● Requirements
Going through the material below, please gather all lines with the word "приложению" in them.

Stored data entries
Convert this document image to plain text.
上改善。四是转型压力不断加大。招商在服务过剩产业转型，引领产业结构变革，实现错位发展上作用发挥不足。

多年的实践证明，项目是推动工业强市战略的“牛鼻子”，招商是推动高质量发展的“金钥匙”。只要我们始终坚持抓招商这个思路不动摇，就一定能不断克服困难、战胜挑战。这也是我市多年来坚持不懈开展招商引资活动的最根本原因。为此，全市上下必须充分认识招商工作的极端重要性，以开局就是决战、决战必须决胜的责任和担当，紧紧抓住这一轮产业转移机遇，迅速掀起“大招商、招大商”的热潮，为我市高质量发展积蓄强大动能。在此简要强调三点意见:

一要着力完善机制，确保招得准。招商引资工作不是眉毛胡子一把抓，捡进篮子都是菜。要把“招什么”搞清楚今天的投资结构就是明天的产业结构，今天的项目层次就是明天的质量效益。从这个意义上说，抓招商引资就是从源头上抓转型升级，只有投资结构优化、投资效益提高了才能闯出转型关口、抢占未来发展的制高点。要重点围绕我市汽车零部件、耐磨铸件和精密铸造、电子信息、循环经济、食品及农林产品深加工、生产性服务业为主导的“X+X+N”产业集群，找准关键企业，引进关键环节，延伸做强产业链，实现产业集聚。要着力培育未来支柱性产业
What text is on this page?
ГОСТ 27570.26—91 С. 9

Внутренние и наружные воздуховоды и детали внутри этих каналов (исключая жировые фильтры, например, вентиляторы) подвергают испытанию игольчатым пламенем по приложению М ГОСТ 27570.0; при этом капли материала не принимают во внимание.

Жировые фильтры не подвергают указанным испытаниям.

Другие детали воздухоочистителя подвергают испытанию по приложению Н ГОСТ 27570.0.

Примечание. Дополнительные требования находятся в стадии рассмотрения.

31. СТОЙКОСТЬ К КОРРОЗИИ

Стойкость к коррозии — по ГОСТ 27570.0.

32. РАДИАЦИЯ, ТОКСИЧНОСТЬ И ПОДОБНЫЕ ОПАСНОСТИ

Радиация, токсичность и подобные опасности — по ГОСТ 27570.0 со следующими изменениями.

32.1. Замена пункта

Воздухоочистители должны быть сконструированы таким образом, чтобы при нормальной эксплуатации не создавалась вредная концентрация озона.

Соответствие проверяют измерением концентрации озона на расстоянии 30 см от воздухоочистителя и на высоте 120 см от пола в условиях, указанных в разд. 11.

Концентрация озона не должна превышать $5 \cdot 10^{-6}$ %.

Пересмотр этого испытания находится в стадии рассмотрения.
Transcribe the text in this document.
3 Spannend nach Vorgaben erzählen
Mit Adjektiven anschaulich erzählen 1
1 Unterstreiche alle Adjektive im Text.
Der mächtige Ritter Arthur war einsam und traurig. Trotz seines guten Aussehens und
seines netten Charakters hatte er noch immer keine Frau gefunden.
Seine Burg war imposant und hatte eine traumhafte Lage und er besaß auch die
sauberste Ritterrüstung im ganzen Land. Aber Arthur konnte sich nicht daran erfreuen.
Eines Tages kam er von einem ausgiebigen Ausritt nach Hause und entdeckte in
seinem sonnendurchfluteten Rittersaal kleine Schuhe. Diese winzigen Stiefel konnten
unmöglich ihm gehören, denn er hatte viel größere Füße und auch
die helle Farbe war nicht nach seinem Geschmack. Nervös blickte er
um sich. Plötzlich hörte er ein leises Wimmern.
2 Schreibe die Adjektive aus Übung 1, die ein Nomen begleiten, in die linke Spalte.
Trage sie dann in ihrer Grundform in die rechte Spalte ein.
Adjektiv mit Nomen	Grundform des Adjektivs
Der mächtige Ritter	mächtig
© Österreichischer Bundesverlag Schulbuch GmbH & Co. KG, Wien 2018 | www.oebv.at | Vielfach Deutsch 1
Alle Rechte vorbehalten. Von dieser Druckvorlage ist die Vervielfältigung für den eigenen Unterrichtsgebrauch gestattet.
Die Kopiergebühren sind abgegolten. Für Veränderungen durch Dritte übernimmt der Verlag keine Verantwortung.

● Solution below
Внутренние и наружные воздуховоды и детали внутри этих каналов (исключая жировые фильтры, например, вентиляторы) подвергают испытанию игольчатым пламенем по приложению М ГОСТ 27570.0; при этом капли материала не принимают во внимание.
Другие детали воздухоочистителя подвергают испытанию по приложению Н ГОСТ 27570.0.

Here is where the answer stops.